=== Aim of the task ===
Reproduce the entries beginning at the line that contains "eyedropper-tool-icon[interactable]: ✎ bbox=[6, 188, 24, 204]" and ending after the line that contains "screen-mode-icon[interactable]: ▭ bbox=[6, 564, 24, 580]", replacing "Medium Shot" with "Wide Shot" and leaving everything else unchanged.

____________________

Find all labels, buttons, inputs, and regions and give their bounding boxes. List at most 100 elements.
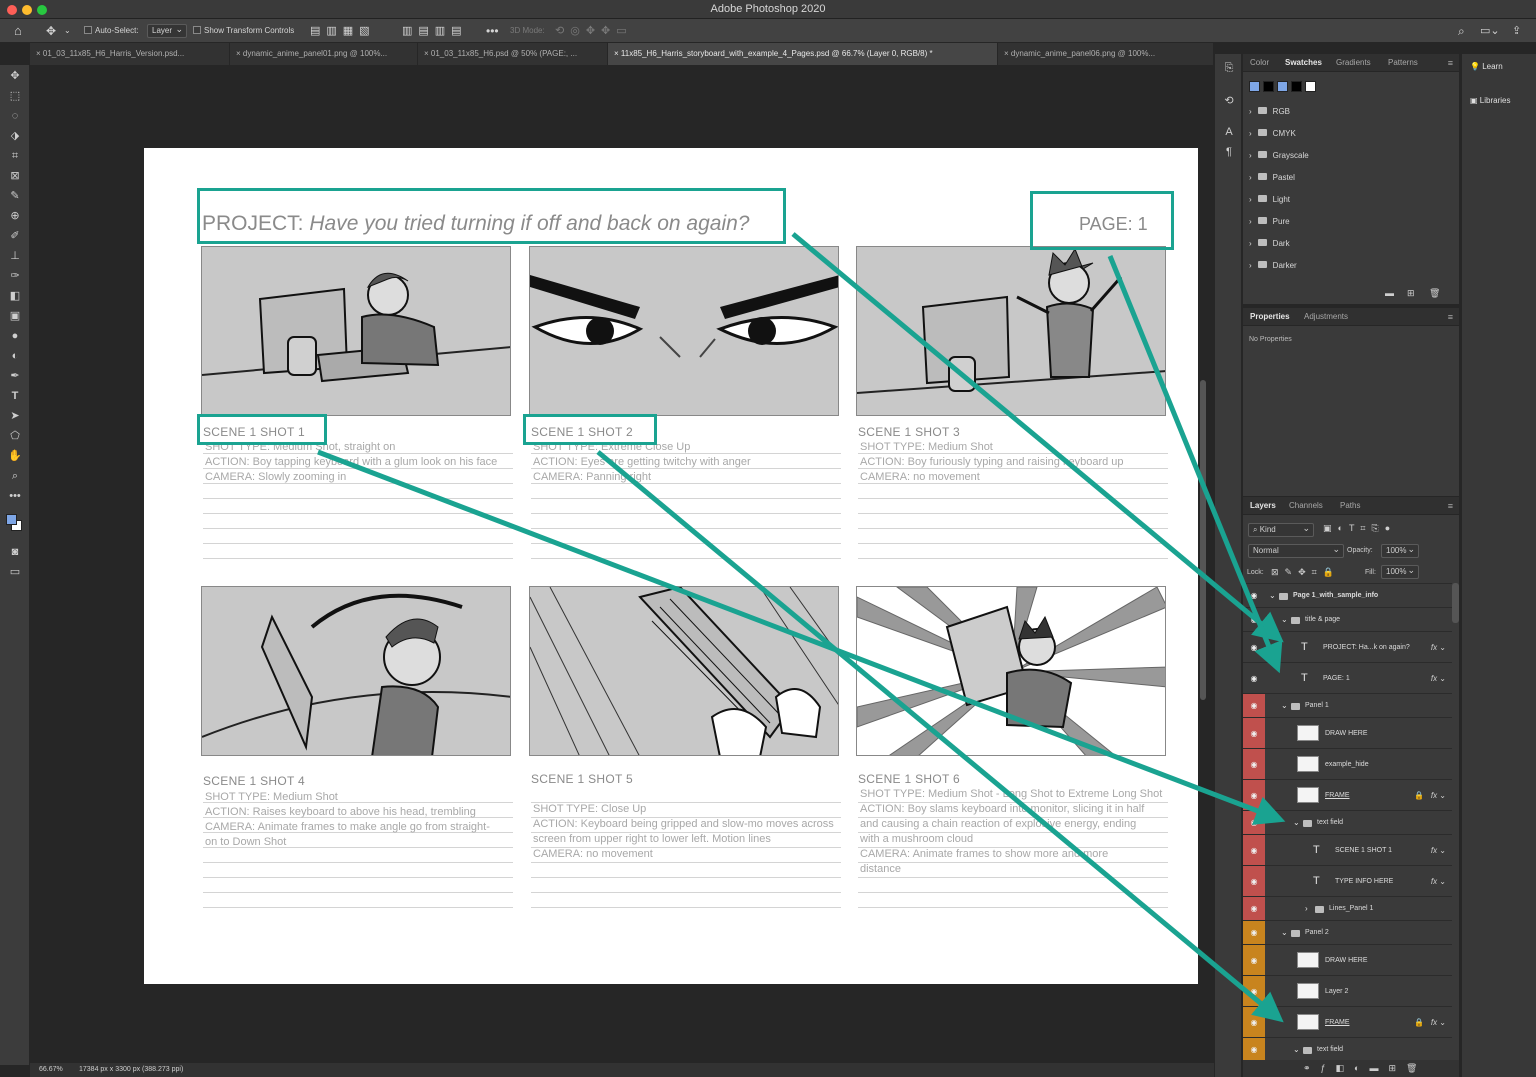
eyedropper-tool-icon[interactable]: ✎ bbox=[6, 188, 24, 204]
swatch-group-grayscale[interactable]: › Grayscale bbox=[1249, 146, 1309, 166]
swatch-group-light[interactable]: › Light bbox=[1249, 190, 1290, 210]
shot-info-4[interactable]: SHOT TYPE: Medium Shot ACTION: Raises ke… bbox=[205, 790, 490, 850]
pen-tool-icon[interactable]: ✒ bbox=[6, 368, 24, 384]
history-panel-icon[interactable]: ⎘ bbox=[1221, 62, 1237, 76]
shot-info-1[interactable]: SHOT TYPE: Medium Shot, straight on ACTI… bbox=[205, 440, 497, 485]
layers-footer-icons[interactable]: ⚭ƒ◧◐▬⊞🗑 bbox=[1243, 1060, 1459, 1077]
swatch[interactable] bbox=[1277, 81, 1288, 92]
screen-mode-icon[interactable]: ▭ bbox=[6, 564, 24, 580]
storyboard-frame-6[interactable] bbox=[856, 586, 1166, 756]
storyboard-frame-5[interactable] bbox=[529, 586, 839, 756]
minimize-window-button[interactable] bbox=[22, 5, 32, 15]
swatch-group-cmyk[interactable]: › CMYK bbox=[1249, 124, 1296, 144]
shot-info-2[interactable]: SHOT TYPE: Extreme Close Up ACTION: Eyes… bbox=[533, 440, 751, 485]
layer-row[interactable]: ◉ T PROJECT: Ha...k on again? fx ⌄ bbox=[1243, 631, 1452, 662]
panel-menu-icon[interactable]: ≡ bbox=[1448, 58, 1453, 68]
group-toggle-icon[interactable]: ⌄ bbox=[1281, 608, 1288, 632]
frame-tool-icon[interactable]: ⊠ bbox=[6, 168, 24, 184]
actions-panel-icon[interactable]: ⟲ bbox=[1221, 94, 1237, 108]
document-canvas[interactable]: PROJECT: Have you tried turning if off a… bbox=[144, 148, 1198, 984]
shape-tool-icon[interactable]: ⬠ bbox=[6, 428, 24, 444]
lock-icons[interactable]: ⊠✎✥⌗🔒 bbox=[1271, 567, 1340, 578]
visibility-eye-icon[interactable]: ◉ bbox=[1243, 608, 1265, 631]
group-toggle-icon[interactable]: ⌄ bbox=[1281, 694, 1288, 718]
visibility-eye-icon[interactable]: ◉ bbox=[1243, 1038, 1265, 1061]
layer-row[interactable]: ◉ T TYPE INFO HERE fx ⌄ bbox=[1243, 865, 1452, 896]
close-window-button[interactable] bbox=[7, 5, 17, 15]
shot-label-4[interactable]: SCENE 1 SHOT 4 bbox=[203, 774, 305, 788]
tool-preset-chevron-icon[interactable]: ⌄ bbox=[64, 19, 71, 43]
paragraph-panel-icon[interactable]: ¶ bbox=[1221, 146, 1237, 160]
layers-scrollbar[interactable] bbox=[1452, 583, 1459, 623]
visibility-eye-icon[interactable]: ◉ bbox=[1243, 897, 1265, 920]
layer-row[interactable]: ◉ › Lines_Panel 1 bbox=[1243, 896, 1452, 920]
workspace-icon[interactable]: ▭⌄ bbox=[1480, 19, 1500, 43]
storyboard-frame-3[interactable] bbox=[856, 246, 1166, 416]
storyboard-frame-2[interactable] bbox=[529, 246, 839, 416]
shot-label-6[interactable]: SCENE 1 SHOT 6 bbox=[858, 772, 960, 786]
gradient-tool-icon[interactable]: ▣ bbox=[6, 308, 24, 324]
more-options-icon[interactable]: ••• bbox=[486, 19, 499, 43]
learn-button[interactable]: 💡 Learn bbox=[1470, 62, 1503, 71]
canvas-vertical-scrollbar[interactable] bbox=[1200, 380, 1206, 700]
visibility-eye-icon[interactable]: ◉ bbox=[1243, 866, 1265, 896]
layer-effects-icon[interactable]: fx ⌄ bbox=[1431, 835, 1446, 866]
tab-channels[interactable]: Channels bbox=[1289, 497, 1323, 515]
auto-select-dropdown[interactable]: Layer bbox=[147, 23, 188, 38]
group-toggle-icon[interactable]: ⌄ bbox=[1293, 811, 1300, 835]
document-info[interactable]: 17384 px x 3300 px (388.273 ppi) bbox=[79, 1063, 183, 1077]
storyboard-frame-1[interactable] bbox=[201, 246, 511, 416]
shot-info-6[interactable]: SHOT TYPE: Medium Shot - Long Shot to Ex… bbox=[860, 787, 1162, 877]
shot-info-5[interactable]: SHOT TYPE: Close Up ACTION: Keyboard bei… bbox=[533, 802, 834, 862]
auto-select-checkbox[interactable]: Auto-Select: bbox=[84, 19, 139, 43]
tab-properties[interactable]: Properties bbox=[1250, 308, 1290, 326]
layer-row[interactable]: ◉ FRAME 🔒 fx ⌄ bbox=[1243, 1006, 1452, 1037]
layer-effects-icon[interactable]: fx ⌄ bbox=[1431, 866, 1446, 897]
layer-row[interactable]: ◉ ⌄ Panel 1 bbox=[1243, 693, 1452, 717]
quick-mask-icon[interactable]: ◙ bbox=[6, 544, 24, 560]
tab-document-1[interactable]: × 01_03_11x85_H6_Harris_Version.psd... bbox=[30, 43, 230, 65]
layer-effects-icon[interactable]: fx ⌄ bbox=[1431, 663, 1446, 694]
zoom-level[interactable]: 66.67% bbox=[39, 1063, 63, 1077]
layer-effects-icon[interactable]: fx ⌄ bbox=[1431, 632, 1446, 663]
layer-row[interactable]: ◉ FRAME 🔒 fx ⌄ bbox=[1243, 779, 1452, 810]
swatch-group-rgb[interactable]: › RGB bbox=[1249, 102, 1290, 122]
color-swatches[interactable] bbox=[6, 514, 24, 538]
group-toggle-icon[interactable]: ⌄ bbox=[1269, 584, 1276, 608]
group-toggle-icon[interactable]: › bbox=[1305, 897, 1308, 921]
tab-color[interactable]: Color bbox=[1250, 54, 1269, 72]
tab-document-5[interactable]: × dynamic_anime_panel06.png @ 100%... bbox=[998, 43, 1214, 65]
layer-row[interactable]: ◉ T PAGE: 1 fx ⌄ bbox=[1243, 662, 1452, 693]
home-icon[interactable]: ⌂ bbox=[14, 19, 22, 43]
storyboard-frame-4[interactable] bbox=[201, 586, 511, 756]
move-tool-icon[interactable]: ✥ bbox=[46, 19, 56, 43]
blur-tool-icon[interactable]: ● bbox=[6, 328, 24, 344]
distribute-buttons[interactable]: ▥▤▥▤ bbox=[402, 19, 468, 43]
tab-swatches[interactable]: Swatches bbox=[1285, 54, 1322, 72]
visibility-eye-icon[interactable]: ◉ bbox=[1243, 780, 1265, 810]
swatch-group-darker[interactable]: › Darker bbox=[1249, 256, 1297, 276]
lasso-tool-icon[interactable]: ◌ bbox=[6, 108, 24, 124]
shot-info-3[interactable]: SHOT TYPE: Medium Shot ACTION: Boy furio… bbox=[860, 440, 1124, 485]
zoom-window-button[interactable] bbox=[37, 5, 47, 15]
layer-filter-icons[interactable]: ▣◐T⌗⎘● bbox=[1323, 523, 1396, 534]
libraries-button[interactable]: ▣ Libraries bbox=[1470, 96, 1510, 105]
layer-row[interactable]: ◉ ⌄ title & page bbox=[1243, 607, 1452, 631]
quick-select-tool-icon[interactable]: ⬗ bbox=[6, 128, 24, 144]
layer-filter-dropdown[interactable]: ⌕ Kind bbox=[1248, 522, 1314, 537]
group-toggle-icon[interactable]: ⌄ bbox=[1281, 921, 1288, 945]
swatch[interactable] bbox=[1291, 81, 1302, 92]
layer-row[interactable]: ◉ ⌄ text field bbox=[1243, 810, 1452, 834]
visibility-eye-icon[interactable]: ◉ bbox=[1243, 1007, 1265, 1037]
visibility-eye-icon[interactable]: ◉ bbox=[1243, 663, 1265, 693]
tab-gradients[interactable]: Gradients bbox=[1336, 54, 1371, 72]
visibility-eye-icon[interactable]: ◉ bbox=[1243, 976, 1265, 1006]
tab-document-2[interactable]: × dynamic_anime_panel01.png @ 100%... bbox=[230, 43, 418, 65]
swatch-group-pure[interactable]: › Pure bbox=[1249, 212, 1290, 232]
shot-label-5[interactable]: SCENE 1 SHOT 5 bbox=[531, 772, 633, 786]
layer-row[interactable]: ◉ ⌄ text field bbox=[1243, 1037, 1452, 1061]
visibility-eye-icon[interactable]: ◉ bbox=[1243, 749, 1265, 779]
type-tool-icon[interactable]: T bbox=[6, 388, 24, 404]
layer-effects-icon[interactable]: fx ⌄ bbox=[1431, 780, 1446, 811]
healing-brush-tool-icon[interactable]: ⊕ bbox=[6, 208, 24, 224]
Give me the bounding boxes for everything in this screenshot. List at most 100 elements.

____________________

=== Solution ===
eyedropper-tool-icon[interactable]: ✎ bbox=[6, 188, 24, 204]
swatch-group-grayscale[interactable]: › Grayscale bbox=[1249, 146, 1309, 166]
swatch-group-light[interactable]: › Light bbox=[1249, 190, 1290, 210]
shot-info-4[interactable]: SHOT TYPE: Wide Shot ACTION: Raises ke… bbox=[205, 790, 490, 850]
pen-tool-icon[interactable]: ✒ bbox=[6, 368, 24, 384]
history-panel-icon[interactable]: ⎘ bbox=[1221, 62, 1237, 76]
shot-info-1[interactable]: SHOT TYPE: Wide Shot, straight on ACTI… bbox=[205, 440, 497, 485]
layers-footer-icons[interactable]: ⚭ƒ◧◐▬⊞🗑 bbox=[1243, 1060, 1459, 1077]
swatch[interactable] bbox=[1277, 81, 1288, 92]
screen-mode-icon[interactable]: ▭ bbox=[6, 564, 24, 580]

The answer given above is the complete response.